» **Instructions for the task**: Quote all of the data exactly as given. Skip every picture it contains.

» **Stored data**:
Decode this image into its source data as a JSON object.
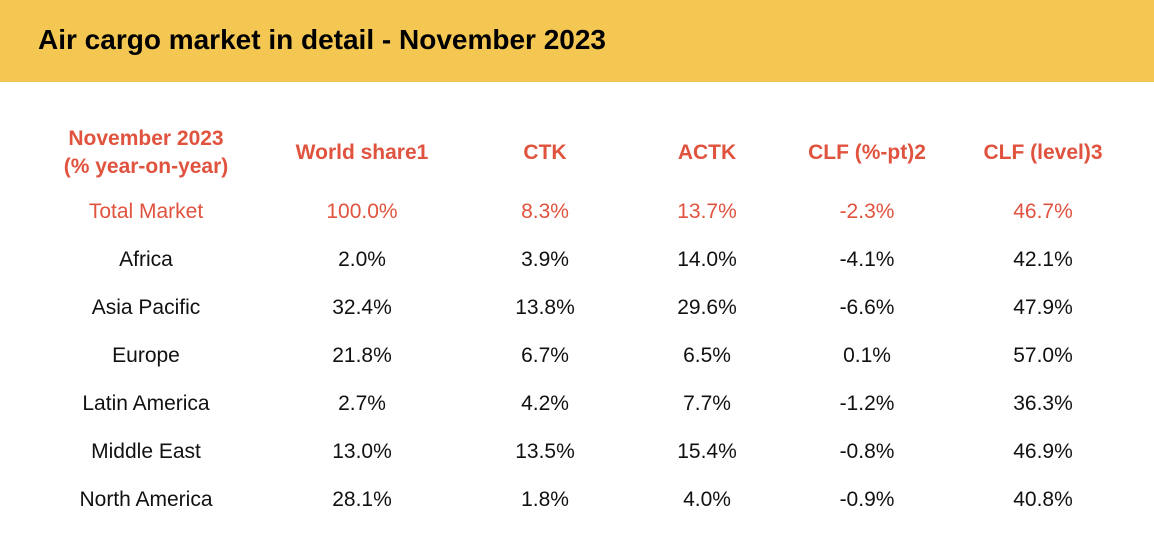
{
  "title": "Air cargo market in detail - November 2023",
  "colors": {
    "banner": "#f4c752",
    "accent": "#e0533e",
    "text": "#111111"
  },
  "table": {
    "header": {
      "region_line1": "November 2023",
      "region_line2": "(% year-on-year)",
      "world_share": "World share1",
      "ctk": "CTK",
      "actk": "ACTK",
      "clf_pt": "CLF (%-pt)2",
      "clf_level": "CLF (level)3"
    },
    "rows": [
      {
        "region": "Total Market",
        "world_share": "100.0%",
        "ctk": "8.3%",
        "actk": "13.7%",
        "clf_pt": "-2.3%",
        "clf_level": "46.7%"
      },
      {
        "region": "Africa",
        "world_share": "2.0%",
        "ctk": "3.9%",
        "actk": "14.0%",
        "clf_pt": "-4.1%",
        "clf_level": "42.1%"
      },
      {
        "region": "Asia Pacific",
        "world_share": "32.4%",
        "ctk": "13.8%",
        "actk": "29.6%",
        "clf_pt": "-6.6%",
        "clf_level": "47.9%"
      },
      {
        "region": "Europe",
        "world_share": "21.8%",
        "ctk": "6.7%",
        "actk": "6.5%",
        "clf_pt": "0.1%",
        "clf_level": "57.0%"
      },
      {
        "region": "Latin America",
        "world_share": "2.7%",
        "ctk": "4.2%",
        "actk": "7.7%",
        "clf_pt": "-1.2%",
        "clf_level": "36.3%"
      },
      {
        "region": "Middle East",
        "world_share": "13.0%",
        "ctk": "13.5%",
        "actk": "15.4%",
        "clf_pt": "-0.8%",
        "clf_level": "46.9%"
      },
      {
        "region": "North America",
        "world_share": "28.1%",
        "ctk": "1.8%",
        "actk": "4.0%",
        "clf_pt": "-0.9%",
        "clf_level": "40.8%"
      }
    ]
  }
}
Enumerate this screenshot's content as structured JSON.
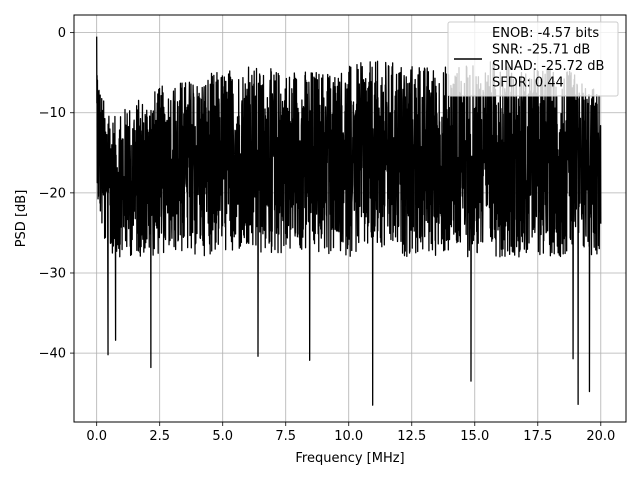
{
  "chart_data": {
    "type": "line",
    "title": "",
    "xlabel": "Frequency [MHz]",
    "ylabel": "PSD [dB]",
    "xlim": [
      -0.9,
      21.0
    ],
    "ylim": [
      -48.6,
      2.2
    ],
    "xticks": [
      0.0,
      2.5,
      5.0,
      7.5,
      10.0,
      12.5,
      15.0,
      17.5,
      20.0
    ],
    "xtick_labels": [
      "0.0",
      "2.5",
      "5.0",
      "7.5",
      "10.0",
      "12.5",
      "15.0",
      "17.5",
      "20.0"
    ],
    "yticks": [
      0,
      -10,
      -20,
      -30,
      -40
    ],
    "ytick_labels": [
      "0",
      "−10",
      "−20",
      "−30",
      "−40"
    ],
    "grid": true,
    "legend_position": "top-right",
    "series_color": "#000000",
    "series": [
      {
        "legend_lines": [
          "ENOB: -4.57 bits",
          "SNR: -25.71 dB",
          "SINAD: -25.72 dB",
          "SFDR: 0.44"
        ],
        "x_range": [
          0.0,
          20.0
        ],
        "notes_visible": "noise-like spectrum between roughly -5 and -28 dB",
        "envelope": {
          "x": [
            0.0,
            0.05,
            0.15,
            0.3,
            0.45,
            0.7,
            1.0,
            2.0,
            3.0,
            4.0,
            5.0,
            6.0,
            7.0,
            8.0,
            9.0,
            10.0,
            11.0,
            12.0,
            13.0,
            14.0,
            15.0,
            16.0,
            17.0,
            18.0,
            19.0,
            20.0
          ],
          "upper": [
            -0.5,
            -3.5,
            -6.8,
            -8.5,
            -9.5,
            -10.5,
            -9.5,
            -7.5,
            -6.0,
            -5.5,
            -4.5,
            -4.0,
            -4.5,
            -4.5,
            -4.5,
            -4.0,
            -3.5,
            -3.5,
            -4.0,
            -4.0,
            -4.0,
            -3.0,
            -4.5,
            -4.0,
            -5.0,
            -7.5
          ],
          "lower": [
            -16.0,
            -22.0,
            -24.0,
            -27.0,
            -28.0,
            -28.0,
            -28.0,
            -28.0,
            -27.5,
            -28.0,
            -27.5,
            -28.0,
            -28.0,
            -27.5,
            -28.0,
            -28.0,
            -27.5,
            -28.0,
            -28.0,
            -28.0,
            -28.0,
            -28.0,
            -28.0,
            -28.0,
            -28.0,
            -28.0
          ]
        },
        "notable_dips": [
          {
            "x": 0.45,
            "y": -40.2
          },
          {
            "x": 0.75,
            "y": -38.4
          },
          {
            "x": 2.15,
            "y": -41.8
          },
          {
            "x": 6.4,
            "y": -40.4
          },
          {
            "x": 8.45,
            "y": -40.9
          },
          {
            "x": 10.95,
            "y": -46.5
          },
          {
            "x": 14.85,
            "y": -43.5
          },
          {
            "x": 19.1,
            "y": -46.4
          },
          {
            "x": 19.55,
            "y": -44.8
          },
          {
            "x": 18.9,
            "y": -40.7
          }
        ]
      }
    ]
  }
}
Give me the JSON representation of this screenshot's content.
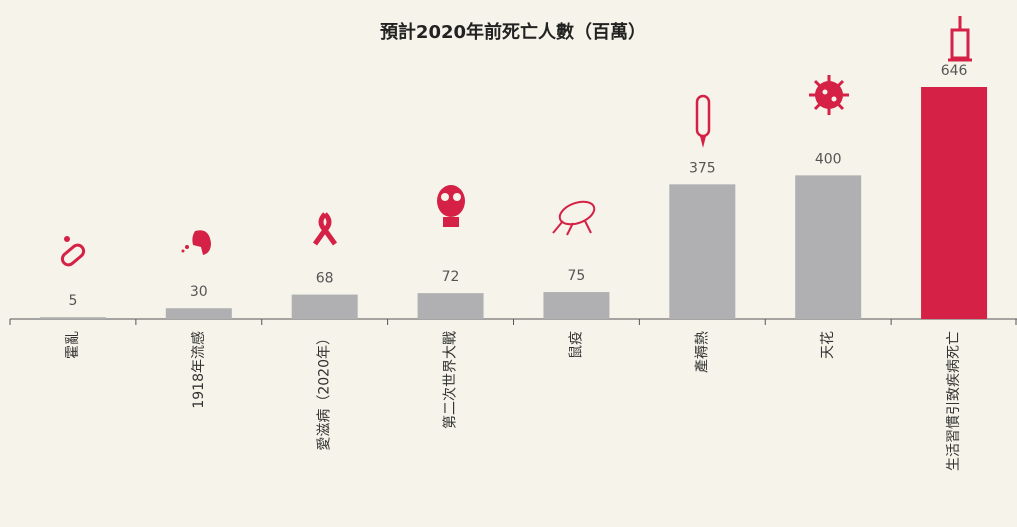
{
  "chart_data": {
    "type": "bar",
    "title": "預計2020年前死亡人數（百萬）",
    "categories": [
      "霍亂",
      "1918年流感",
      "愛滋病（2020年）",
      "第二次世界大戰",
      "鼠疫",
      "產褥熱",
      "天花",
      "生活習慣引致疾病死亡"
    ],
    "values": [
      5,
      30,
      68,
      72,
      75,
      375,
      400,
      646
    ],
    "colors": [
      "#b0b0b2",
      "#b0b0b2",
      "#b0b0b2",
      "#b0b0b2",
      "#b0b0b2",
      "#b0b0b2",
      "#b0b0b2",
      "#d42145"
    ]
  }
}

» **Solution to the problem**:
Decode this image into its source data as a JSON object.
{
  "title": "Air cargo market in detail - November 2023",
  "colors": {
    "banner": "#f4c752",
    "accent": "#e0533e",
    "text": "#111111"
  },
  "table": {
    "header": {
      "region_line1": "November 2023",
      "region_line2": "(% year-on-year)",
      "world_share": "World share1",
      "ctk": "CTK",
      "actk": "ACTK",
      "clf_pt": "CLF (%-pt)2",
      "clf_level": "CLF (level)3"
    },
    "rows": [
      {
        "region": "Total Market",
        "world_share": "100.0%",
        "ctk": "8.3%",
        "actk": "13.7%",
        "clf_pt": "-2.3%",
        "clf_level": "46.7%"
      },
      {
        "region": "Africa",
        "world_share": "2.0%",
        "ctk": "3.9%",
        "actk": "14.0%",
        "clf_pt": "-4.1%",
        "clf_level": "42.1%"
      },
      {
        "region": "Asia Pacific",
        "world_share": "32.4%",
        "ctk": "13.8%",
        "actk": "29.6%",
        "clf_pt": "-6.6%",
        "clf_level": "47.9%"
      },
      {
        "region": "Europe",
        "world_share": "21.8%",
        "ctk": "6.7%",
        "actk": "6.5%",
        "clf_pt": "0.1%",
        "clf_level": "57.0%"
      },
      {
        "region": "Latin America",
        "world_share": "2.7%",
        "ctk": "4.2%",
        "actk": "7.7%",
        "clf_pt": "-1.2%",
        "clf_level": "36.3%"
      },
      {
        "region": "Middle East",
        "world_share": "13.0%",
        "ctk": "13.5%",
        "actk": "15.4%",
        "clf_pt": "-0.8%",
        "clf_level": "46.9%"
      },
      {
        "region": "North America",
        "world_share": "28.1%",
        "ctk": "1.8%",
        "actk": "4.0%",
        "clf_pt": "-0.9%",
        "clf_level": "40.8%"
      }
    ]
  }
}
Enumerate this screenshot's content as structured JSON.
{
  "chart_data": {
    "type": "line",
    "title": "",
    "xlabel": "Frequency [MHz]",
    "ylabel": "PSD [dB]",
    "xlim": [
      -0.9,
      21.0
    ],
    "ylim": [
      -48.6,
      2.2
    ],
    "xticks": [
      0.0,
      2.5,
      5.0,
      7.5,
      10.0,
      12.5,
      15.0,
      17.5,
      20.0
    ],
    "xtick_labels": [
      "0.0",
      "2.5",
      "5.0",
      "7.5",
      "10.0",
      "12.5",
      "15.0",
      "17.5",
      "20.0"
    ],
    "yticks": [
      0,
      -10,
      -20,
      -30,
      -40
    ],
    "ytick_labels": [
      "0",
      "−10",
      "−20",
      "−30",
      "−40"
    ],
    "grid": true,
    "legend_position": "top-right",
    "series_color": "#000000",
    "series": [
      {
        "legend_lines": [
          "ENOB: -4.57 bits",
          "SNR: -25.71 dB",
          "SINAD: -25.72 dB",
          "SFDR: 0.44"
        ],
        "x_range": [
          0.0,
          20.0
        ],
        "notes_visible": "noise-like spectrum between roughly -5 and -28 dB",
        "envelope": {
          "x": [
            0.0,
            0.05,
            0.15,
            0.3,
            0.45,
            0.7,
            1.0,
            2.0,
            3.0,
            4.0,
            5.0,
            6.0,
            7.0,
            8.0,
            9.0,
            10.0,
            11.0,
            12.0,
            13.0,
            14.0,
            15.0,
            16.0,
            17.0,
            18.0,
            19.0,
            20.0
          ],
          "upper": [
            -0.5,
            -3.5,
            -6.8,
            -8.5,
            -9.5,
            -10.5,
            -9.5,
            -7.5,
            -6.0,
            -5.5,
            -4.5,
            -4.0,
            -4.5,
            -4.5,
            -4.5,
            -4.0,
            -3.5,
            -3.5,
            -4.0,
            -4.0,
            -4.0,
            -3.0,
            -4.5,
            -4.0,
            -5.0,
            -7.5
          ],
          "lower": [
            -16.0,
            -22.0,
            -24.0,
            -27.0,
            -28.0,
            -28.0,
            -28.0,
            -28.0,
            -27.5,
            -28.0,
            -27.5,
            -28.0,
            -28.0,
            -27.5,
            -28.0,
            -28.0,
            -27.5,
            -28.0,
            -28.0,
            -28.0,
            -28.0,
            -28.0,
            -28.0,
            -28.0,
            -28.0,
            -28.0
          ]
        },
        "notable_dips": [
          {
            "x": 0.45,
            "y": -40.2
          },
          {
            "x": 0.75,
            "y": -38.4
          },
          {
            "x": 2.15,
            "y": -41.8
          },
          {
            "x": 6.4,
            "y": -40.4
          },
          {
            "x": 8.45,
            "y": -40.9
          },
          {
            "x": 10.95,
            "y": -46.5
          },
          {
            "x": 14.85,
            "y": -43.5
          },
          {
            "x": 19.1,
            "y": -46.4
          },
          {
            "x": 19.55,
            "y": -44.8
          },
          {
            "x": 18.9,
            "y": -40.7
          }
        ]
      }
    ]
  }
}
Give me the JSON representation of this screenshot's content.
{
  "chart_data": {
    "type": "bar",
    "title": "預計2020年前死亡人數（百萬）",
    "categories": [
      "霍亂",
      "1918年流感",
      "愛滋病（2020年）",
      "第二次世界大戰",
      "鼠疫",
      "產褥熱",
      "天花",
      "生活習慣引致疾病死亡"
    ],
    "values": [
      5,
      30,
      68,
      72,
      75,
      375,
      400,
      646
    ],
    "colors": [
      "#b0b0b2",
      "#b0b0b2",
      "#b0b0b2",
      "#b0b0b2",
      "#b0b0b2",
      "#b0b0b2",
      "#b0b0b2",
      "#d42145"
    ]
  }
}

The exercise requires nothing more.